EXERCISE DESCRIPTION: Give the number of lines in the listing below that include the word "name", with nothing more.

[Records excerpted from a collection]
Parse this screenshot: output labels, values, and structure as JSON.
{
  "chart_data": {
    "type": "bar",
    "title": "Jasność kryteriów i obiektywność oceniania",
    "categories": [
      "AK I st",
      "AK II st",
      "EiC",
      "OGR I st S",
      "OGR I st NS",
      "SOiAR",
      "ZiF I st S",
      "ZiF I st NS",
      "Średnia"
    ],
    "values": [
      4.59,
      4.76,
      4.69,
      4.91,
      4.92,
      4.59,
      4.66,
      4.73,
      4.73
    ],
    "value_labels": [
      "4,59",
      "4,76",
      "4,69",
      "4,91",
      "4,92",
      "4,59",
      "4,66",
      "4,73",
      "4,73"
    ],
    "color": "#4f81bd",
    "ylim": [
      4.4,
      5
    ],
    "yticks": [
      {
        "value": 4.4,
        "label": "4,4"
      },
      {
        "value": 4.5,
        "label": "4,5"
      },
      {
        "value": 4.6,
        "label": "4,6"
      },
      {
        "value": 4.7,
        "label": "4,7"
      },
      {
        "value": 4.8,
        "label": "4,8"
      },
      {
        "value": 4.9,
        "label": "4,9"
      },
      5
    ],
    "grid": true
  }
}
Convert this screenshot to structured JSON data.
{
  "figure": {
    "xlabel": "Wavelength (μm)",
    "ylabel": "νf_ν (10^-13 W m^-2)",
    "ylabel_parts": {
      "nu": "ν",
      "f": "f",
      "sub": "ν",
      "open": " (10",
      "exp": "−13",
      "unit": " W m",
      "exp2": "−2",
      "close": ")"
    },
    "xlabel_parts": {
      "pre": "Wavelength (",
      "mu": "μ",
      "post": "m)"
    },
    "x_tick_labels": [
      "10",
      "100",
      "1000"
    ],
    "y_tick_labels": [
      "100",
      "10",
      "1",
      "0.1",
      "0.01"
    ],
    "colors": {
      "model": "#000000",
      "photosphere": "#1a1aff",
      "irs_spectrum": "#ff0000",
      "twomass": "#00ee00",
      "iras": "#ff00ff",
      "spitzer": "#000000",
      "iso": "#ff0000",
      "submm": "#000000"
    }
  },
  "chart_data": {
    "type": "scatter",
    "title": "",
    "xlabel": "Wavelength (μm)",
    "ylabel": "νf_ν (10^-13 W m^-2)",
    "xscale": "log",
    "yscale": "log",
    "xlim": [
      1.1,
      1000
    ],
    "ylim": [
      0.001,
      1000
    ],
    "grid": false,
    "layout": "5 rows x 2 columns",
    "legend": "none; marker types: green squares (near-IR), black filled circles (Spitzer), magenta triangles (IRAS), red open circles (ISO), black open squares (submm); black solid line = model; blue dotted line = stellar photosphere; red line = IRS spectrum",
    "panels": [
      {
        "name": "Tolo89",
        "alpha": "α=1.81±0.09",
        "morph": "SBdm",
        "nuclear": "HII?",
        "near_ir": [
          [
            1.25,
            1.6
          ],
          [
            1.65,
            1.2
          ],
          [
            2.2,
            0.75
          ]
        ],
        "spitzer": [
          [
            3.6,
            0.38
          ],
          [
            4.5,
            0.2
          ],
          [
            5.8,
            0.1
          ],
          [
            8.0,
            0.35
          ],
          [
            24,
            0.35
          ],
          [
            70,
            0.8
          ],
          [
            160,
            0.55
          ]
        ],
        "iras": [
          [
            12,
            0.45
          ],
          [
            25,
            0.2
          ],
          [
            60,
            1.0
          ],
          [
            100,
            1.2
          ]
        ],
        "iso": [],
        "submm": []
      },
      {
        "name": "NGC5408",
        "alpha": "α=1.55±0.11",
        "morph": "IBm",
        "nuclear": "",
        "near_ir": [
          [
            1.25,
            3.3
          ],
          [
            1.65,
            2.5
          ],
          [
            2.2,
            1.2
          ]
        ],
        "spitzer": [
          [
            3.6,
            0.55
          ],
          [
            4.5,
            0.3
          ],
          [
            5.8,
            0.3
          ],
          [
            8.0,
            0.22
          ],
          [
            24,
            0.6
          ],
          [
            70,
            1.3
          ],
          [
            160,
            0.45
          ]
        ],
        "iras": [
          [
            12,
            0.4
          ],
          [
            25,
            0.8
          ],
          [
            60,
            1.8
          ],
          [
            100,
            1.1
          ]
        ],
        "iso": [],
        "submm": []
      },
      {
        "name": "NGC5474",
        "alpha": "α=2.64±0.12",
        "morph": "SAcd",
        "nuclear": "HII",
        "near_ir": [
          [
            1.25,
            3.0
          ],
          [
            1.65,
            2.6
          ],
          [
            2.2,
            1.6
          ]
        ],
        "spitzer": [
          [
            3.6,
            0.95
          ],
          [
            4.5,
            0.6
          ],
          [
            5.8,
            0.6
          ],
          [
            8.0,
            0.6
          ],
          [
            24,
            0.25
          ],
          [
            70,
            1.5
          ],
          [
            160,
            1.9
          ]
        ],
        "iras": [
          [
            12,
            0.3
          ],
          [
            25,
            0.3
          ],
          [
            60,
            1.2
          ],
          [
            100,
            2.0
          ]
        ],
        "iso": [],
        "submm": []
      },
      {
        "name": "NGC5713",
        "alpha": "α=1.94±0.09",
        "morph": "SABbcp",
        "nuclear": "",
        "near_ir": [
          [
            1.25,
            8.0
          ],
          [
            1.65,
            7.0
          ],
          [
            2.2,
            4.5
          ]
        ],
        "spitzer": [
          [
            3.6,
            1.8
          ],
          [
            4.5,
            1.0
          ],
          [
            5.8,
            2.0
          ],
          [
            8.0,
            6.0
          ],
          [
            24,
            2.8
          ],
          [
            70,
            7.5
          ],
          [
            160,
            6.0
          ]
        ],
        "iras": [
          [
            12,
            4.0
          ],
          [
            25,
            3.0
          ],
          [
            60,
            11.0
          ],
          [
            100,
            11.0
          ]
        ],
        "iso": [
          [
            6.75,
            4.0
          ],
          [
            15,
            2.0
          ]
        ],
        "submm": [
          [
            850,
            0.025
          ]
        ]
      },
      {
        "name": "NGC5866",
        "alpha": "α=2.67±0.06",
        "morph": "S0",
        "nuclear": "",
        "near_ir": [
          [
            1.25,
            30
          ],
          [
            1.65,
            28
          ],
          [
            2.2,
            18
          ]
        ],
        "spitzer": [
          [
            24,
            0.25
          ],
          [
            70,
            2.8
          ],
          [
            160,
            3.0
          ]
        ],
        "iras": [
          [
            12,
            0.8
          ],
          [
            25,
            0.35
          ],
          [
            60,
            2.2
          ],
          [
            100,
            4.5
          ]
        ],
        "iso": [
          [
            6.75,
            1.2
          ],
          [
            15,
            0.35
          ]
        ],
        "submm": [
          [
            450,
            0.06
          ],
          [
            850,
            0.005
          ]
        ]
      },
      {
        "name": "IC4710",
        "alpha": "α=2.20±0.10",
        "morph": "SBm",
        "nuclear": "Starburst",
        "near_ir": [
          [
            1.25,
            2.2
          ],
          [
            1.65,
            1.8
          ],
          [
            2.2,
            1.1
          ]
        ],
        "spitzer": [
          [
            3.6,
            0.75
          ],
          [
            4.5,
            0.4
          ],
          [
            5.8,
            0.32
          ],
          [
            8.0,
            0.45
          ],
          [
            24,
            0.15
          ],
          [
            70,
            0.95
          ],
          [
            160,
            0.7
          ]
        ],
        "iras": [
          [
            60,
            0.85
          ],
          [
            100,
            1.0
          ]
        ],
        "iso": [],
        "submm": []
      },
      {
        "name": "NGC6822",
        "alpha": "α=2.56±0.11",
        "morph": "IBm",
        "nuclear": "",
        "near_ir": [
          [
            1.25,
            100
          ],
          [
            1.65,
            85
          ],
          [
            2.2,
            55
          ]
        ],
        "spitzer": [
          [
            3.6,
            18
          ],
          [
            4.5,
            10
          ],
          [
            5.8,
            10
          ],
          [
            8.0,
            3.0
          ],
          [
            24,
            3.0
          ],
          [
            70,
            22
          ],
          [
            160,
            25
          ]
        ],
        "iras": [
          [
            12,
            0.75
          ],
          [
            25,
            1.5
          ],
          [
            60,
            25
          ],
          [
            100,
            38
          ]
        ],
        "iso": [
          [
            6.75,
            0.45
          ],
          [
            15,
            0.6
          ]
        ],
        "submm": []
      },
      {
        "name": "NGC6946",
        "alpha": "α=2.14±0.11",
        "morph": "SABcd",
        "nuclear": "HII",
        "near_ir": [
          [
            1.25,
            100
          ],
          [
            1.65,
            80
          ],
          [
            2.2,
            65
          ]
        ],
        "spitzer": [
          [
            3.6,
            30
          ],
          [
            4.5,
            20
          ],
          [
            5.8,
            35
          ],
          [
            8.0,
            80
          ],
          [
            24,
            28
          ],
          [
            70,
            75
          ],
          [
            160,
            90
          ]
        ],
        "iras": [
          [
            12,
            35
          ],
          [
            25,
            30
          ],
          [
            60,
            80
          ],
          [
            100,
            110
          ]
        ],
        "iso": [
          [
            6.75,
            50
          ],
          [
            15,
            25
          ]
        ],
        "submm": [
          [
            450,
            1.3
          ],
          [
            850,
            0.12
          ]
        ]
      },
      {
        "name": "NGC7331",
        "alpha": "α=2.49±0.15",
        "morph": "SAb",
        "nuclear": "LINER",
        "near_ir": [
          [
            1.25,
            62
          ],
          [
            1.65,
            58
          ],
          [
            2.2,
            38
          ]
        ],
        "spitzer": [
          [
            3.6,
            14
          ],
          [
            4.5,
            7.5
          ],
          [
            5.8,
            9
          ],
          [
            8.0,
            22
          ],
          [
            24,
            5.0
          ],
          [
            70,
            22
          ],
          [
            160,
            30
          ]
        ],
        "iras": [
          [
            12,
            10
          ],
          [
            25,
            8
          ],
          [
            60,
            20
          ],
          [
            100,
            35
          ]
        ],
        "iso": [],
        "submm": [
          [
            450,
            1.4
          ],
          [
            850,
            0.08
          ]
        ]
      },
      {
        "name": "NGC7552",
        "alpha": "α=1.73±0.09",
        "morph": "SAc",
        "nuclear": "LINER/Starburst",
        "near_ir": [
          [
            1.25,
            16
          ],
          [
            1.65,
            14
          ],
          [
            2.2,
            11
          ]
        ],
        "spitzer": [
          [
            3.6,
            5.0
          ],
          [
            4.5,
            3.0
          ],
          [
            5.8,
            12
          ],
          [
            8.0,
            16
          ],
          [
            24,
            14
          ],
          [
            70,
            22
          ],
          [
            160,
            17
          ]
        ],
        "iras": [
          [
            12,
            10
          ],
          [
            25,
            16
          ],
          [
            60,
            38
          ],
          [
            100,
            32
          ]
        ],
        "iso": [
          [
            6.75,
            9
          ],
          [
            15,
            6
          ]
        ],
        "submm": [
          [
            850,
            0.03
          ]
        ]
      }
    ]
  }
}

PROBLEM SOLUTION: 10